- [SET EXERCISE]:
Scan the material and copy every line in which "فقال" appears.

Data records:
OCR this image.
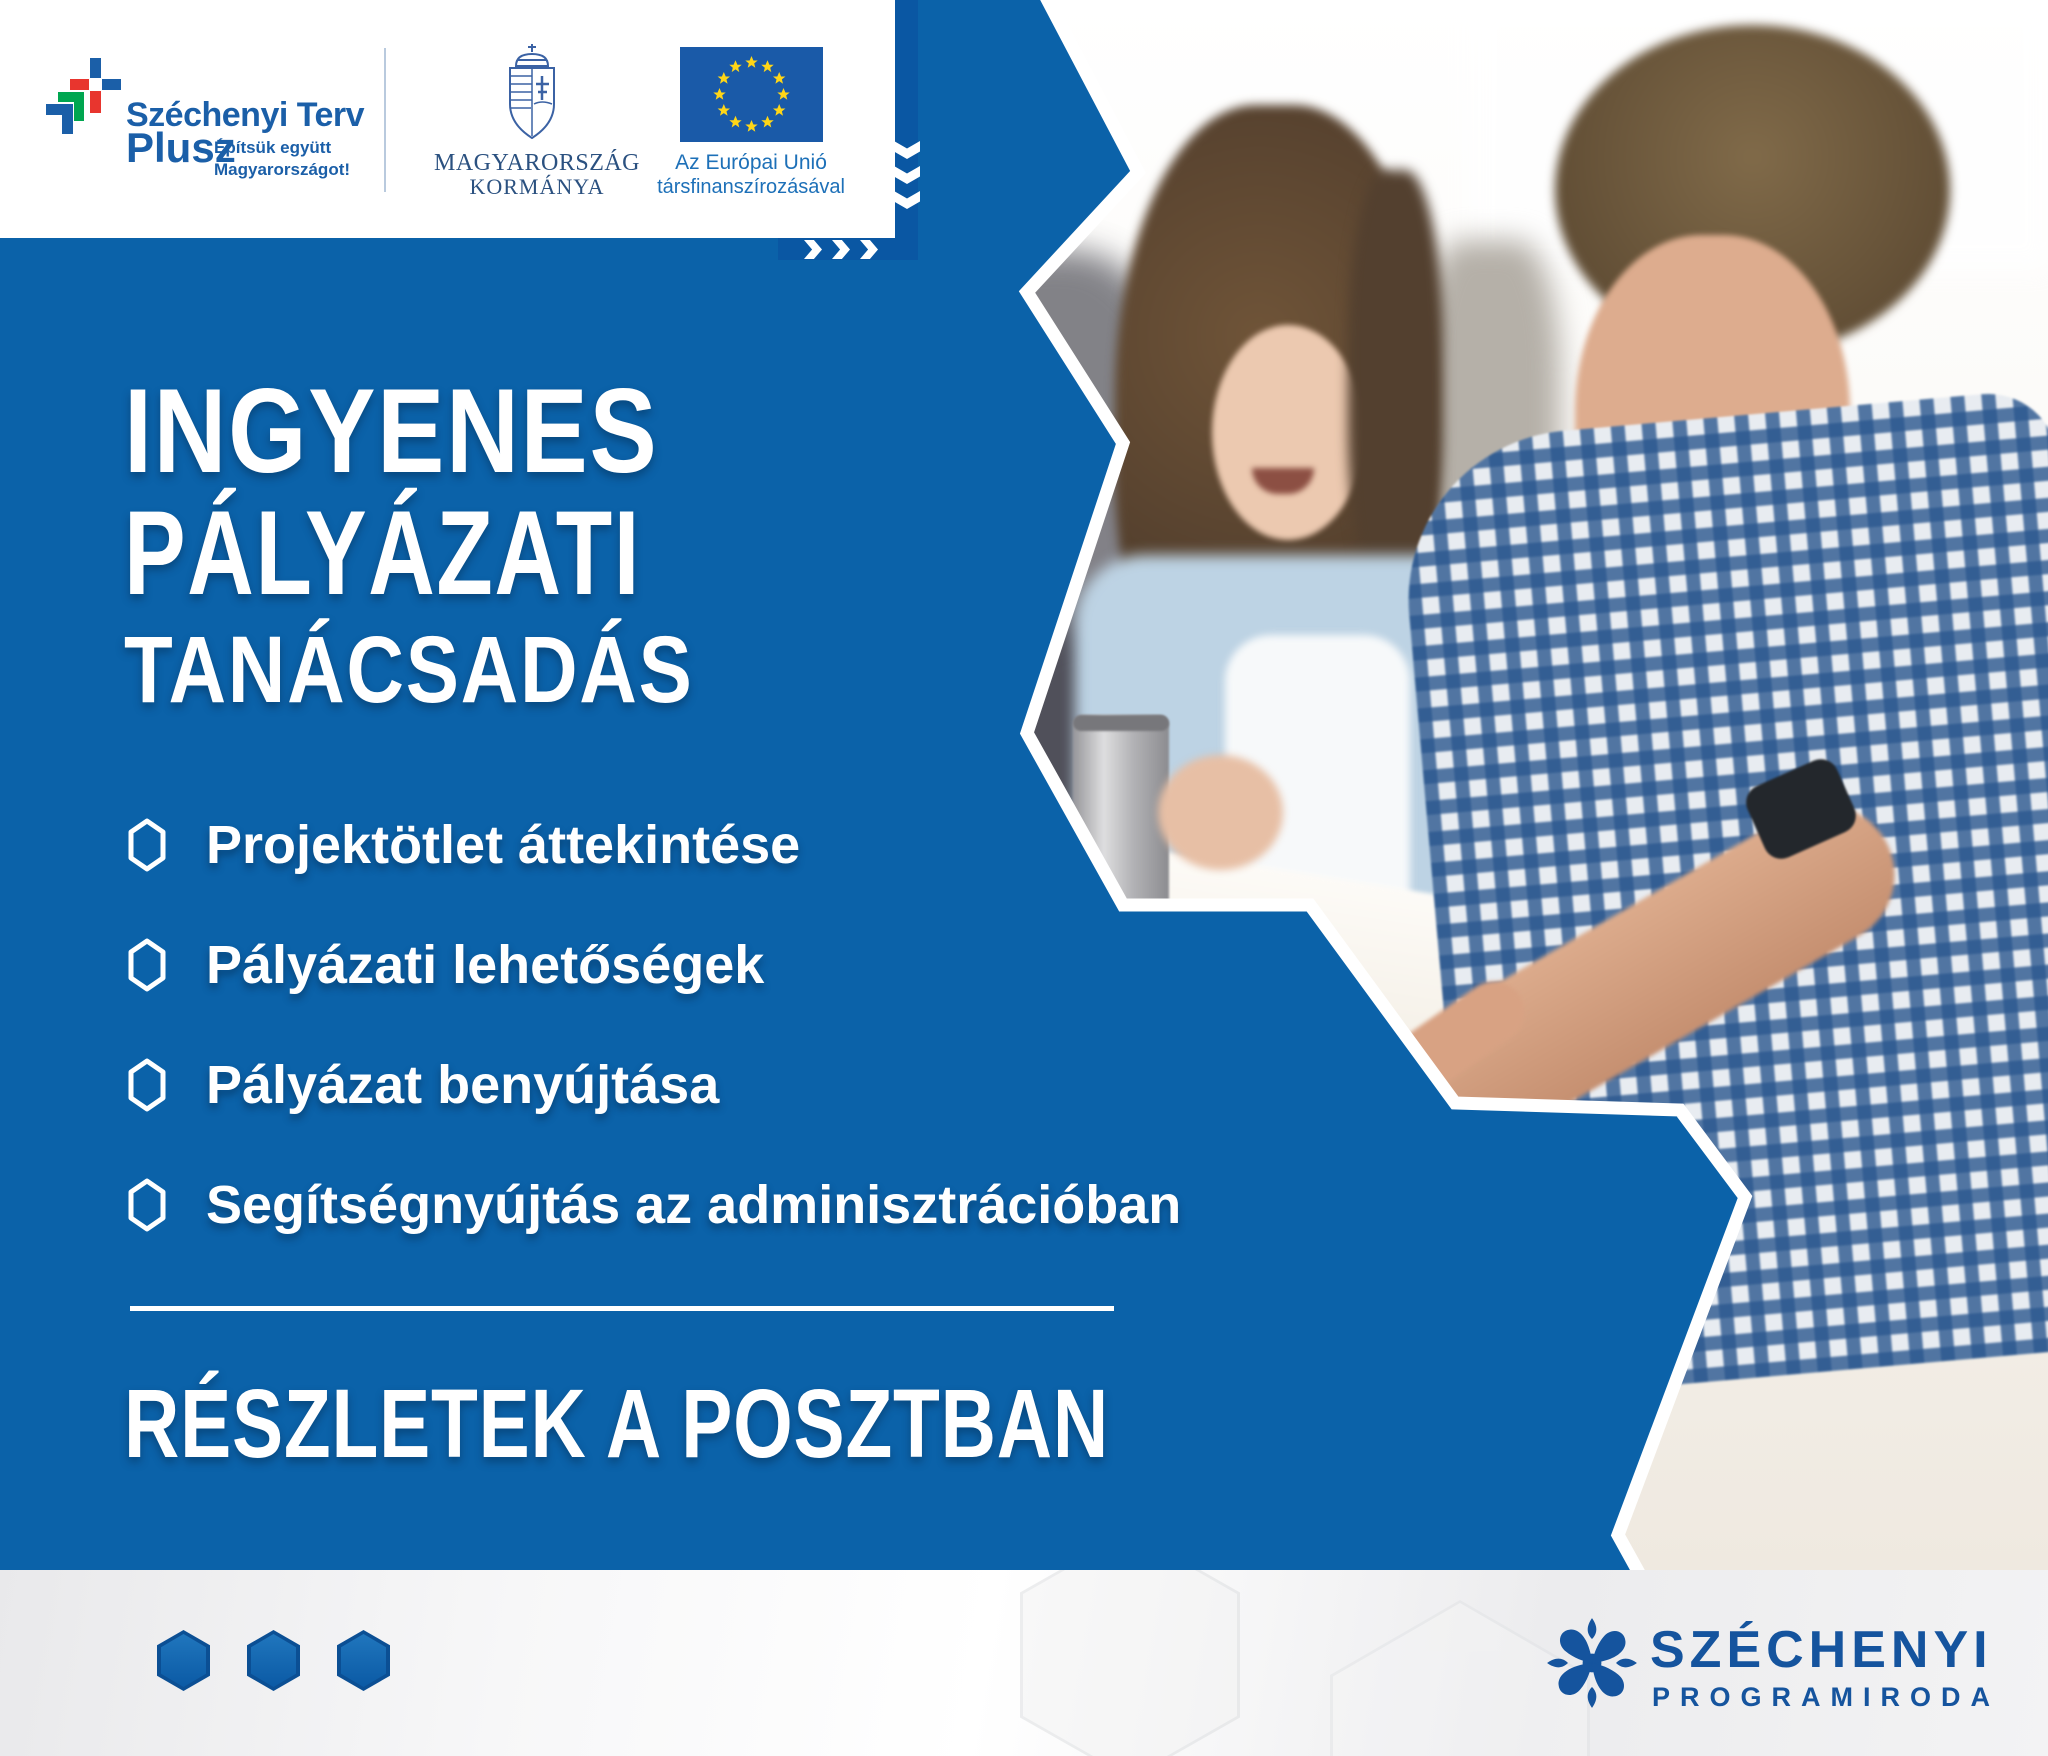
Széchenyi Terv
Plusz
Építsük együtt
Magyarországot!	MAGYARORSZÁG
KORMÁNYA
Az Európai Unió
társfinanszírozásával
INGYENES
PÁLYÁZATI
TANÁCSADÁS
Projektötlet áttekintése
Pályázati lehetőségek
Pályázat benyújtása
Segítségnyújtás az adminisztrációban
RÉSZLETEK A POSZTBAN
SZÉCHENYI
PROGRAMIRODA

* * *

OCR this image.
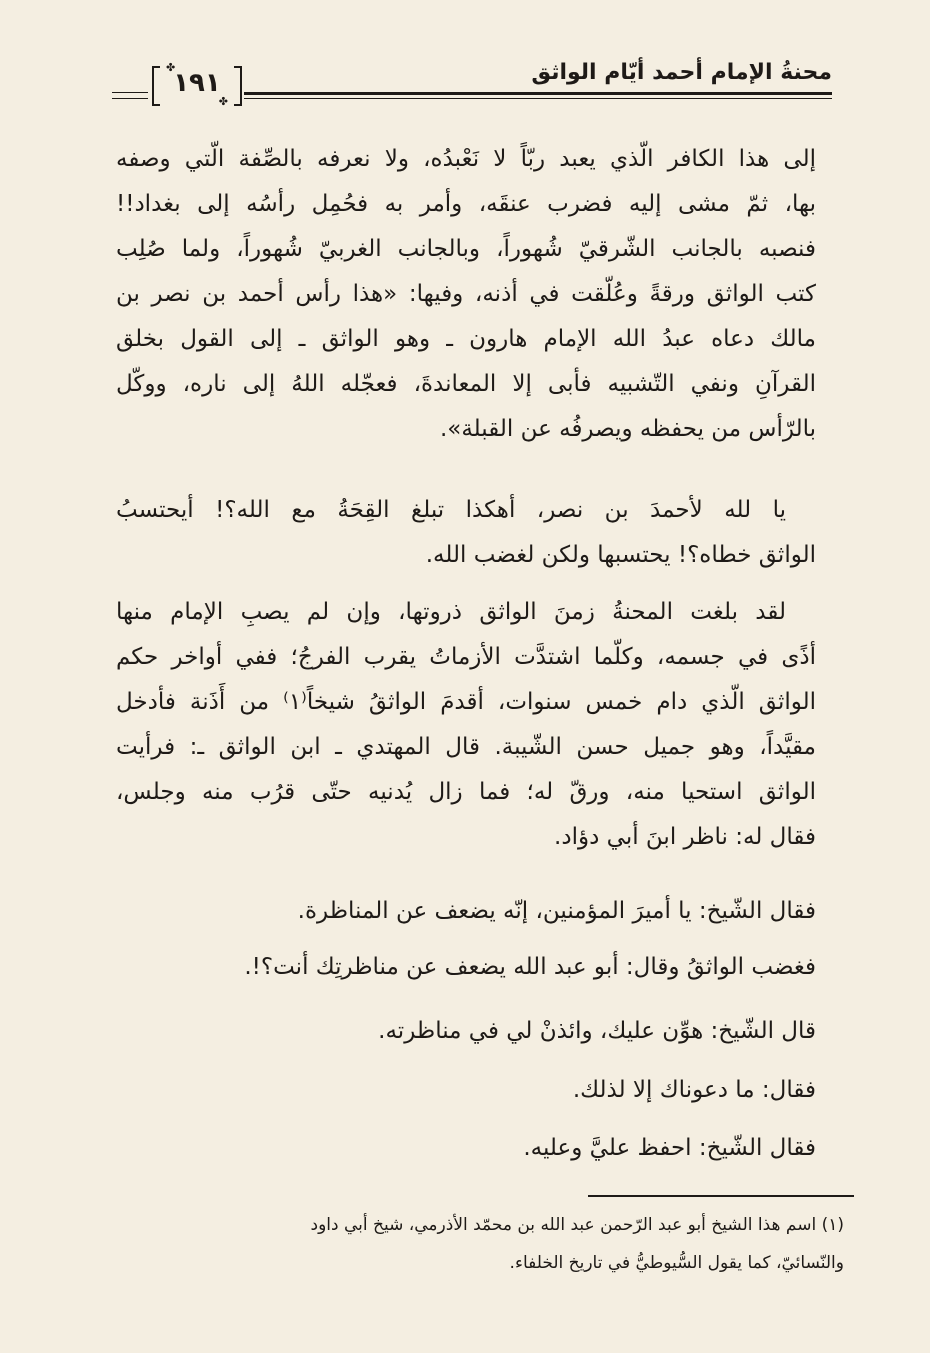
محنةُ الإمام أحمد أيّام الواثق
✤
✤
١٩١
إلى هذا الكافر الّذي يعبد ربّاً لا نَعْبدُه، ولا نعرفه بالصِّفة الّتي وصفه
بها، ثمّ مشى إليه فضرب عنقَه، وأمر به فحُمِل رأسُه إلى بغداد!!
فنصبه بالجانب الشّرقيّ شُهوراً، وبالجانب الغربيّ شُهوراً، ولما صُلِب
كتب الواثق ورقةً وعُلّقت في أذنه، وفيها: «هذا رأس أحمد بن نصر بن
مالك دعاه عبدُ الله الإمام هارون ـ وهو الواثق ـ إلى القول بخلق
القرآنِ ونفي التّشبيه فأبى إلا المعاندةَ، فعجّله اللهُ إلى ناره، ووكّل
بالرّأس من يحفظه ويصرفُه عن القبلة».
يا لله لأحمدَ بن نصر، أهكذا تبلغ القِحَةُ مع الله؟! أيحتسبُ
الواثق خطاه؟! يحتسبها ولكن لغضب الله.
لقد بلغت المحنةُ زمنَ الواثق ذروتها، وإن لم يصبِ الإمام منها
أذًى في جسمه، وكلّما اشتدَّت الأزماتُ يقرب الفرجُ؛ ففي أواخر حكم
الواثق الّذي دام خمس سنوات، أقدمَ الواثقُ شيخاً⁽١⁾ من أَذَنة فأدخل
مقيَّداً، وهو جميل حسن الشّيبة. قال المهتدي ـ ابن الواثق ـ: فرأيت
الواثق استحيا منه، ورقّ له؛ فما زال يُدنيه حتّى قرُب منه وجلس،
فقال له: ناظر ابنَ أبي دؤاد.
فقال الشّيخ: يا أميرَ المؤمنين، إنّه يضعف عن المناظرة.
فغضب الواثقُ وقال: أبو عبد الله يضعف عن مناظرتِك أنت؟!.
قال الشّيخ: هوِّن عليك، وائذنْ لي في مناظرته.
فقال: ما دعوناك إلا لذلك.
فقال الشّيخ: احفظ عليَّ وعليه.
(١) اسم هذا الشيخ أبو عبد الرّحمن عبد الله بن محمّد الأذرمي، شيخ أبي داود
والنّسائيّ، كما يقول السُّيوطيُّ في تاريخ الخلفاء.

- [RESPONSE BELOW]:
فقال له: ناظر ابنَ أبي دؤاد.
فقال الشّيخ: يا أميرَ المؤمنين، إنّه يضعف عن المناظرة.
فقال: ما دعوناك إلا لذلك.
فقال الشّيخ: احفظ عليَّ وعليه.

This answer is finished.